* Begin Records supplied *

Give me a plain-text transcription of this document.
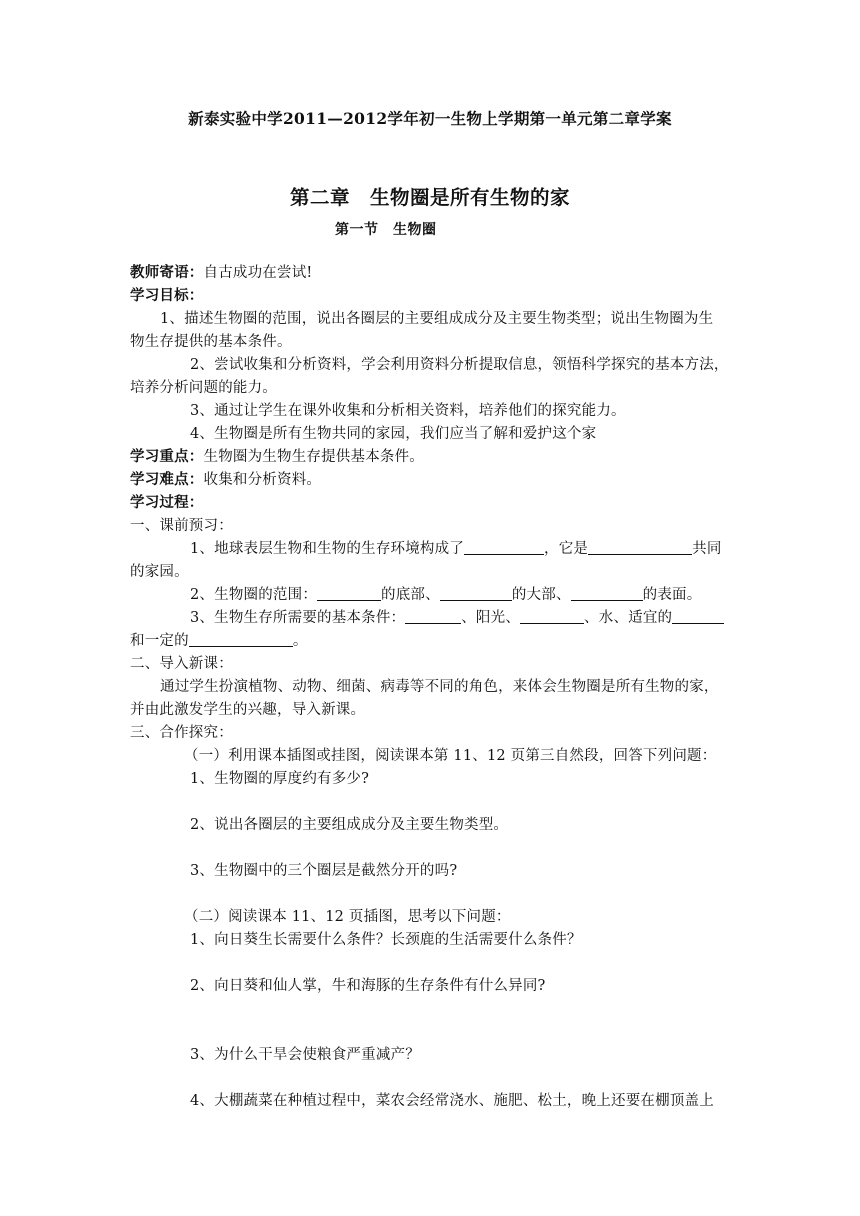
新泰实验中学2011—2012学年初一生物上学期第一单元第二章学案
第二章　生物圈是所有生物的家
第一节　生物圈
教师寄语：自古成功在尝试!
学习目标：
1、描述生物圈的范围，说出各圈层的主要组成成分及主要生物类型；说出生物圈为生
物生存提供的基本条件。
2、尝试收集和分析资料，学会利用资料分析提取信息，领悟科学探究的基本方法，
培养分析问题的能力。
3、通过让学生在课外收集和分析相关资料，培养他们的探究能力。
4、生物圈是所有生物共同的家园，我们应当了解和爱护这个家
学习重点：生物圈为生物生存提供基本条件。
学习难点：收集和分析资料。
学习过程：
一、课前预习：
1、地球表层生物和生物的生存环境构成了	，它是	共同
的家园。
2、生物圈的范围：	的底部、	的大部、	的表面。
3、生物生存所需要的基本条件：	、阳光、	、水、适宜的
和一定的	。
二、导入新课：
通过学生扮演植物、动物、细菌、病毒等不同的角色，来体会生物圈是所有生物的家，
并由此激发学生的兴趣，导入新课。
三、合作探究：
（一）利用课本插图或挂图，阅读课本第 11、12 页第三自然段，回答下列问题：
1、生物圈的厚度约有多少?
2、说出各圈层的主要组成成分及主要生物类型。
3、生物圈中的三个圈层是截然分开的吗?
（二）阅读课本 11、12 页插图，思考以下问题：
1、向日葵生长需要什么条件？长颈鹿的生活需要什么条件？
2、向日葵和仙人掌，牛和海豚的生存条件有什么异同?
3、为什么干旱会使粮食严重减产？
4、大棚蔬菜在种植过程中，菜农会经常浇水、施肥、松土，晚上还要在棚顶盖上
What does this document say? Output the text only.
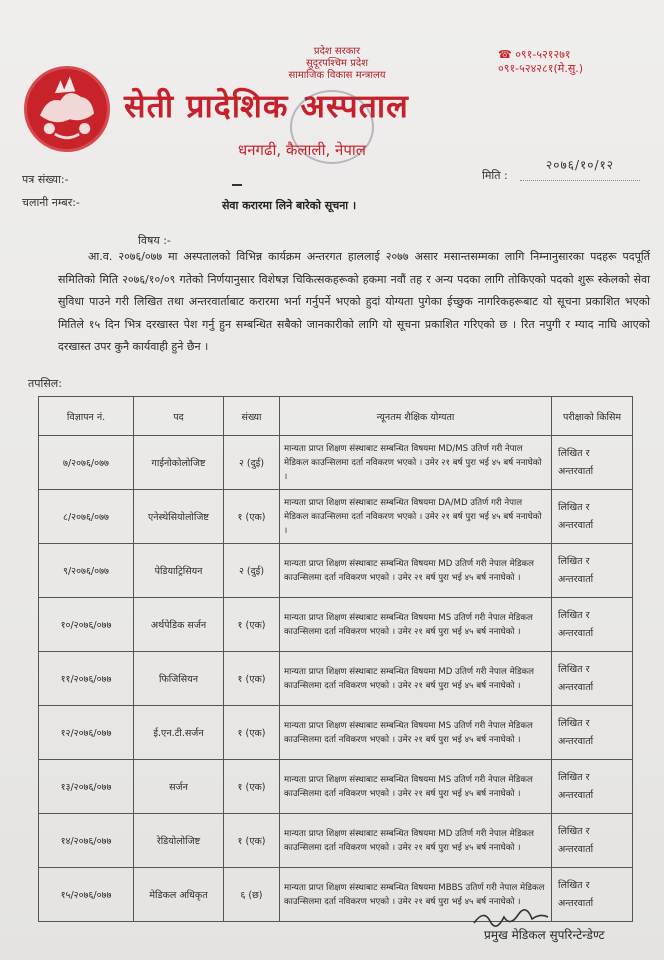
प्रदेश सरकार
सुदूरपश्चिम प्रदेश
सामाजिक विकास मन्त्रालय
☎ ०९१-५२१२७१
०९१-५२४२८१(मे.सु.)
सेती प्रादेशिक अस्पताल
धनगढी, कैलाली, नेपाल
पत्र संख्या:-
चलानी नम्बर:-
मिति :
२०७६/१०/१२
सेवा करारमा लिने बारेको सूचना ।
विषय :-

आ.व. २०७६/०७७ मा अस्पतालको विभिन्न कार्यक्रम अन्तरगत हाललाई २०७७ असार मसान्तसम्मका लागि निम्नानुसारका पदहरू पदपूर्ति समितिको मिति २०७६/१०/०९ गतेको निर्णयानुसार विशेषज्ञ चिकित्सकहरूको हकमा नवौं तह र अन्य पदका लागि तोकिएको पदको शुरू स्केलको सेवा सुविधा पाउने गरी लिखित तथा अन्तरवार्ताबाट करारमा भर्ना गर्नुपर्ने भएको हुदां योग्यता पुगेका ईच्छुक नागरिकहरूबाट यो सूचना प्रकाशित भएको मितिले १५ दिन भित्र दरखास्त पेश गर्नु हुन सम्बन्धित सबैको जानकारीको लागि यो सूचना प्रकाशित गरिएको छ । रित नपुगी र म्याद नाघि आएको दरखास्त उपर कुनै कार्यवाही हुने छैन ।

तपसिल:
विज्ञापन नं.	पद	संख्या	न्यूनतम शैक्षिक योग्यता	परीक्षाको किसिम
७/२०७६/०७७	गाईनोकोलोजिष्ट	२ (दुई)	मान्यता प्राप्त शिक्षण संस्थाबाट सम्बन्धित विषयमा MD/MS उतिर्ण गरी नेपाल मेडिकल काउन्सिलमा दर्ता नविकरण भएको । उमेर २१ बर्ष पुरा भई ४५ बर्ष ननाघेको ।	लिखित र अन्तरवार्ता
८/२०७६/०७७	एनेस्थेसियोलोजिष्ट	१ (एक)	मान्यता प्राप्त शिक्षण संस्थाबाट सम्बन्धित विषयमा DA/MD उतिर्ण गरी नेपाल मेडिकल काउन्सिलमा दर्ता नविकरण भएको । उमेर २१ बर्ष पुरा भई ४५ बर्ष ननाघेको ।	लिखित र अन्तरवार्ता
९/२०७६/०७७	पेडियाट्रिसियन	२ (दुई)	मान्यता प्राप्त शिक्षण संस्थाबाट सम्बन्धित विषयमा MD उतिर्ण गरी नेपाल मेडिकल काउन्सिलमा दर्ता नविकरण भएको । उमेर २१ बर्ष पुरा भई ४५ बर्ष ननाघेको ।	लिखित र अन्तरवार्ता
१०/२०७६/०७७	अर्थपेडिक सर्जन	१ (एक)	मान्यता प्राप्त शिक्षण संस्थाबाट सम्बन्धित विषयमा MS उतिर्ण गरी नेपाल मेडिकल काउन्सिलमा दर्ता नविकरण भएको । उमेर २१ बर्ष पुरा भई ४५ बर्ष ननाघेको ।	लिखित र अन्तरवार्ता
११/२०७६/०७७	फिजिसियन	१ (एक)	मान्यता प्राप्त शिक्षण संस्थाबाट सम्बन्धित विषयमा MD उतिर्ण गरी नेपाल मेडिकल काउन्सिलमा दर्ता नविकरण भएको । उमेर २१ बर्ष पुरा भई ४५ बर्ष ननाघेको ।	लिखित र अन्तरवार्ता
१२/२०७६/०७७	ई.एन.टी.सर्जन	१ (एक)	मान्यता प्राप्त शिक्षण संस्थाबाट सम्बन्धित विषयमा MS उतिर्ण गरी नेपाल मेडिकल काउन्सिलमा दर्ता नविकरण भएको । उमेर २१ बर्ष पुरा भई ४५ बर्ष ननाघेको ।	लिखित र अन्तरवार्ता
१३/२०७६/०७७	सर्जन	१ (एक)	मान्यता प्राप्त शिक्षण संस्थाबाट सम्बन्धित विषयमा MS उतिर्ण गरी नेपाल मेडिकल काउन्सिलमा दर्ता नविकरण भएको । उमेर २१ बर्ष पुरा भई ४५ बर्ष ननाघेको ।	लिखित र अन्तरवार्ता
१४/२०७६/०७७	रेडियोलोजिष्ट	१ (एक)	मान्यता प्राप्त शिक्षण संस्थाबाट सम्बन्धित विषयमा MD उतिर्ण गरी नेपाल मेडिकल काउन्सिलमा दर्ता नविकरण भएको । उमेर २१ बर्ष पुरा भई ४५ बर्ष ननाघेको ।	लिखित र अन्तरवार्ता
१५/२०७६/०७७	मेडिकल अधिकृत	६ (छ)	मान्यता प्राप्त शिक्षण संस्थाबाट सम्बन्धित विषयमा MBBS उतिर्ण गरी नेपाल मेडिकल काउन्सिलमा दर्ता नविकरण भएको । उमेर २१ बर्ष पुरा भई ४५ बर्ष ननाघेको ।	लिखित र अन्तरवार्ता
प्रमुख मेडिकल सुपरिन्टेन्डेण्ट
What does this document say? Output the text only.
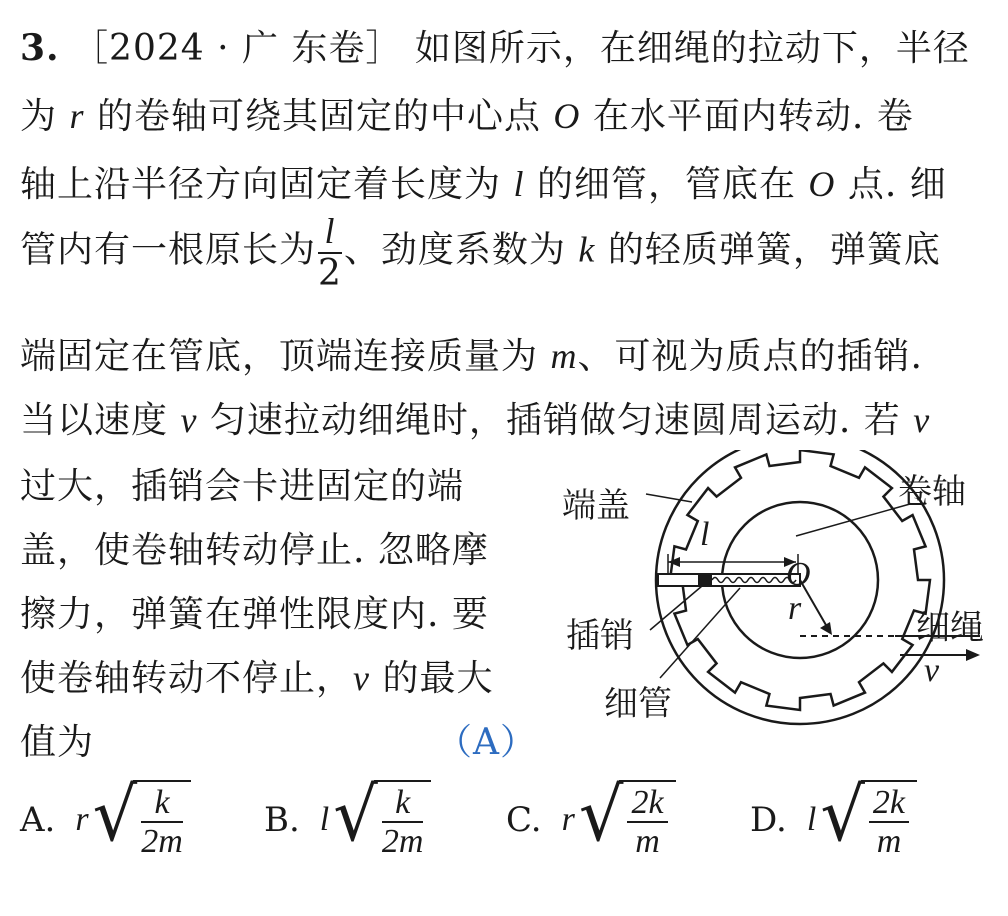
3. ［2024 · 广 东卷］ 如图所示，在细绳的拉动下，半径
为 r 的卷轴可绕其固定的中心点 O 在水平面内转动. 卷
轴上沿半径方向固定着长度为 l 的细管，管底在 O 点. 细
管内有一根原长为 $\frac{l}{2}$ 、劲度系数为 k 的轻质弹簧，弹簧底
端固定在管底，顶端连接质量为 m、可视为质点的插销.
当以速度 v 匀速拉动细绳时，插销做匀速圆周运动. 若 v
过大，插销会卡进固定的端
盖，使卷轴转动停止. 忽略摩
擦力，弹簧在弹性限度内. 要
使卷轴转动不停止，v 的最大
值为	（A）
端盖	卷轴
l
O
r
插销	细绳
细管
v
A. r √ $\frac{k}{2m} B$. l √ $\frac{k}{2m} C$. r √ $\frac{2k}{m} D$. l √ $\frac{2k}{m}$
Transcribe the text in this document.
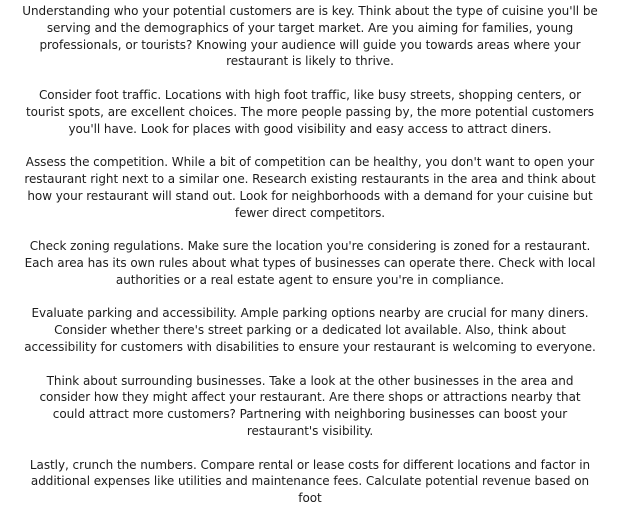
Understanding who your potential customers are is key. Think about the type of cuisine you'll be serving and the demographics of your target market. Are you aiming for families, young professionals, or tourists? Knowing your audience will guide you towards areas where your restaurant is likely to thrive.

Consider foot traffic. Locations with high foot traffic, like busy streets, shopping centers, or tourist spots, are excellent choices. The more people passing by, the more potential customers you'll have. Look for places with good visibility and easy access to attract diners.

Assess the competition. While a bit of competition can be healthy, you don't want to open your restaurant right next to a similar one. Research existing restaurants in the area and think about how your restaurant will stand out. Look for neighborhoods with a demand for your cuisine but fewer direct competitors.

Check zoning regulations. Make sure the location you're considering is zoned for a restaurant. Each area has its own rules about what types of businesses can operate there. Check with local authorities or a real estate agent to ensure you're in compliance.

Evaluate parking and accessibility. Ample parking options nearby are crucial for many diners. Consider whether there's street parking or a dedicated lot available. Also, think about accessibility for customers with disabilities to ensure your restaurant is welcoming to everyone.

Think about surrounding businesses. Take a look at the other businesses in the area and consider how they might affect your restaurant. Are there shops or attractions nearby that could attract more customers? Partnering with neighboring businesses can boost your restaurant's visibility.

Lastly, crunch the numbers. Compare rental or lease costs for different locations and factor in additional expenses like utilities and maintenance fees. Calculate potential revenue based on foot
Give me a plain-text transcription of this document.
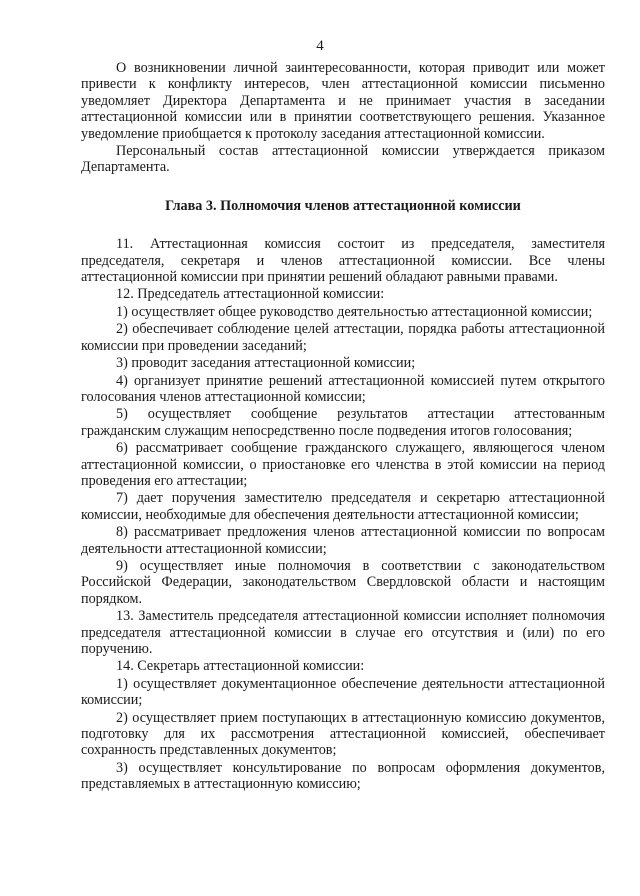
4

О возникновении личной заинтересованности, которая приводит или может привести к конфликту интересов, член аттестационной комиссии письменно уведомляет Директора Департамента и не принимает участия в заседании аттестационной комиссии или в принятии соответствующего решения. Указанное уведомление приобщается к протоколу заседания аттестационной комиссии.

Персональный состав аттестационной комиссии утверждается приказом Департамента.

Глава 3. Полномочия членов аттестационной комиссии

11. Аттестационная комиссия состоит из председателя, заместителя председателя, секретаря и членов аттестационной комиссии. Все члены аттестационной комиссии при принятии решений обладают равными правами.

12. Председатель аттестационной комиссии:

1) осуществляет общее руководство деятельностью аттестационной комиссии;

2) обеспечивает соблюдение целей аттестации, порядка работы аттестационной комиссии при проведении заседаний;

3) проводит заседания аттестационной комиссии;

4) организует принятие решений аттестационной комиссией путем открытого голосования членов аттестационной комиссии;

5) осуществляет сообщение результатов аттестации аттестованным гражданским служащим непосредственно после подведения итогов голосования;

6) рассматривает сообщение гражданского служащего, являющегося членом аттестационной комиссии, о приостановке его членства в этой комиссии на период проведения его аттестации;

7) дает поручения заместителю председателя и секретарю аттестационной комиссии, необходимые для обеспечения деятельности аттестационной комиссии;

8) рассматривает предложения членов аттестационной комиссии по вопросам деятельности аттестационной комиссии;

9) осуществляет иные полномочия в соответствии с законодательством Российской Федерации, законодательством Свердловской области и настоящим порядком.

13. Заместитель председателя аттестационной комиссии исполняет полномочия председателя аттестационной комиссии в случае его отсутствия и (или) по его поручению.

14. Секретарь аттестационной комиссии:

1) осуществляет документационное обеспечение деятельности аттестационной комиссии;

2) осуществляет прием поступающих в аттестационную комиссию документов, подготовку для их рассмотрения аттестационной комиссией, обеспечивает сохранность представленных документов;

3) осуществляет консультирование по вопросам оформления документов, представляемых в аттестационную комиссию;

* End Records supplied *

#### Given request:
Return every line containing "комиссией".

#### Complete output:
4) организует принятие решений аттестационной комиссией путем открытого голосования членов аттестационной комиссии;
2) осуществляет прием поступающих в аттестационную комиссию документов, подготовку для их рассмотрения аттестационной комиссией, обеспечивает сохранность представленных документов;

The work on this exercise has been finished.